Given exercise A:
Reproduce the passage of the climate policy text between "Much of the" and "2030 or 2050?", inclusive, substituting "New Zealand" for "Australia".
[Start Document excerpt]
The stated purpose of international climate negotiations is to avoid dangerous climate change. But climate policy analyst David Spratt says existing conditions are already sufficient to create catastrophic breakdown. So what are the seven myths preventing action appropriate to this emergency situation?
This is a brief summary of the report Dangerous climate change: Myth & Reality, which considers recent scientific literature to explore seven myths of the predominant climate policy making paradigm.
Amongst advocates for action on climate warming, there is a presumption of agreement on the core science that underlies policy making, even though differences exist in campaign strategy. But the boundaries between science and politics have become blurred in framing both the problem and the solutions.
On the science side, the challenge is of a fast-developing discipline in a rapidly changing physical world. There is a concerted and unwarranted global attack on climate scientists and, in Australia, intimidation and fear of job loss generated by the Abbott government’s hostility to science and cuts in climate research funding. As well, there are always uncertainties and unknowns in science, and difficulties in communicating complex understandings in a non-technical manner. Together these factors can produce over-cautiousness in public presentation and scientific reticence.
On the politics side, often insufficient attention is paid to the breadth and depth of published research, and there is a tendency to prioritise perceived political relevance over uncomfortable scientific evidence.
Most climate advocacy organisations allocate few resources to critically interrogating the climate research as part of strategy and policy development, and generally fall into a middle-of-the-road advocacy consensus which downplays the warnings from the more forthright scientists whose expert elicitations – on such topics as the stability of ice sheets and sea ice to future sea-level rises – have generally proven more robust than those of their more reticent colleagues.
Much of the recent international policy discourse has focused on "what percentage reductions by when and by whom" in emissions would stop warming passing 2°C. In Australia, is it 5% by 2020, or 19%, or a lot more? Till 2030 or 2050?
An observer of this discourse would not think that 2°C is other than a reasonable target, and that we have plenty of carbon emissions left for a few decades more. They would certainly not understand that such propositions are dangerous myths. Here's why.
[End Document excerpt]
Given exercise B:
Copy the listing word for word, starting at the line holding "- x-tick-label: 3: [476, 470, 487, 495]" and ending with the listing's last line, inclusive.
[Start Supplied data]
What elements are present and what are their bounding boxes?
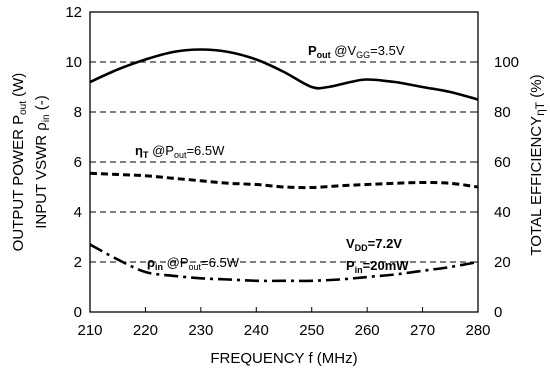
annotation-pout: Pout @VGG=3.5V (308, 43, 405, 60)
series-line-1 (89, 48, 479, 101)
y-right-tick-label: 80 (494, 104, 511, 121)
grid (90, 61, 478, 263)
y-left-tick-label: 6 (74, 154, 82, 171)
x-tick-label: 280 (465, 322, 490, 339)
x-tick-label: 220 (133, 322, 158, 339)
x-tick-label: 270 (410, 322, 435, 339)
y-left-axis-label: OUTPUT POWER Pout (W) (10, 73, 29, 252)
x-tick-label: 250 (299, 322, 324, 339)
x-tick-label: 230 (188, 322, 213, 339)
annotation-rho: ρin @Pout=6.5W (147, 255, 240, 272)
y-left-tick-label: 10 (65, 54, 82, 71)
y-right-tick-label: 100 (494, 54, 519, 71)
y-right-tick-label: 20 (494, 254, 511, 271)
annotation-eta: ηT @Pout=6.5W (135, 143, 225, 160)
annotation-pin: Pin=20mW (346, 258, 409, 275)
series-line-3 (89, 243, 479, 283)
y-right-axis-label: TOTAL EFFICIENCYηT (%) (528, 74, 547, 255)
y-right-tick-label: 0 (494, 304, 502, 321)
y-right-tick-label: 60 (494, 154, 511, 171)
y-left-tick-label: 8 (74, 104, 82, 121)
x-tick-label: 240 (244, 322, 269, 339)
x-axis-label: FREQUENCY f (MHz) (210, 350, 357, 367)
y-left-tick-label: 12 (65, 4, 82, 21)
y-right-tick-label: 40 (494, 204, 511, 221)
y-left-tick-label: 2 (74, 254, 82, 271)
y-left-tick-label: 4 (74, 204, 82, 221)
ticks: 210 220 230 240 250 260 270 2800246810120204060… (65, 4, 519, 339)
x-tick-label: 210 (77, 322, 102, 339)
y-left-axis-label-2: INPUT VSWR ρin (-) (33, 95, 52, 229)
series-group (89, 48, 479, 283)
y-left-tick-label: 0 (74, 304, 82, 321)
series-line-2 (89, 171, 479, 190)
x-tick-label: 260 (355, 322, 380, 339)
annotation-vdd: VDD=7.2V (346, 236, 402, 253)
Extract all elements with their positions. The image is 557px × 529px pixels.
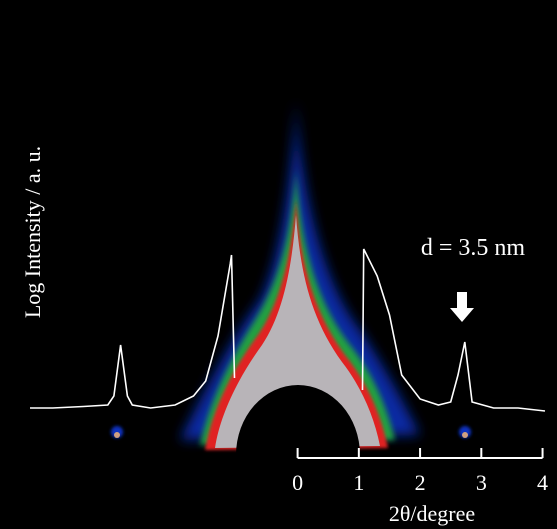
- x-tick-label: 3: [476, 470, 487, 495]
- x-tick-label: 2: [415, 470, 426, 495]
- arrow: [450, 292, 474, 322]
- annotation: d = 3.5 nm: [421, 235, 526, 261]
- scattering-pattern: [111, 100, 471, 455]
- x-tick-label: 1: [353, 470, 364, 495]
- x-tick-label: 0: [292, 470, 303, 495]
- x-tick-label: 4: [537, 470, 548, 495]
- profile-line: [30, 248, 546, 412]
- x-axis-label: 2θ/degree: [389, 501, 475, 526]
- y-axis-label: Log Intensity / a. u.: [20, 146, 45, 318]
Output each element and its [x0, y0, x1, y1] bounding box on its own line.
[End Supplied data]
Exercise solution A:
Much of the recent international policy discourse has focused on "what percentage reductions by when and by whom" in emissions would stop warming passing 2°C. In New Zealand, is it 5% by 2020, or 19%, or a lot more? Till 2030 or 2050?

Exercise solution B:
- x-tick-label: 3: [476, 470, 487, 495]
- x-tick-label: 2: [415, 470, 426, 495]
- arrow: [450, 292, 474, 322]
- annotation: d = 3.5 nm: [421, 235, 526, 261]
- scattering-pattern: [111, 100, 471, 455]
- x-tick-label: 1: [353, 470, 364, 495]
- x-tick-label: 0: [292, 470, 303, 495]
- x-tick-label: 4: [537, 470, 548, 495]
- profile-line: [30, 248, 546, 412]
- x-axis-label: 2θ/degree: [389, 501, 475, 526]
- y-axis-label: Log Intensity / a. u.: [20, 146, 45, 318]
Output each element and its [x0, y0, x1, y1] bounding box on its own line.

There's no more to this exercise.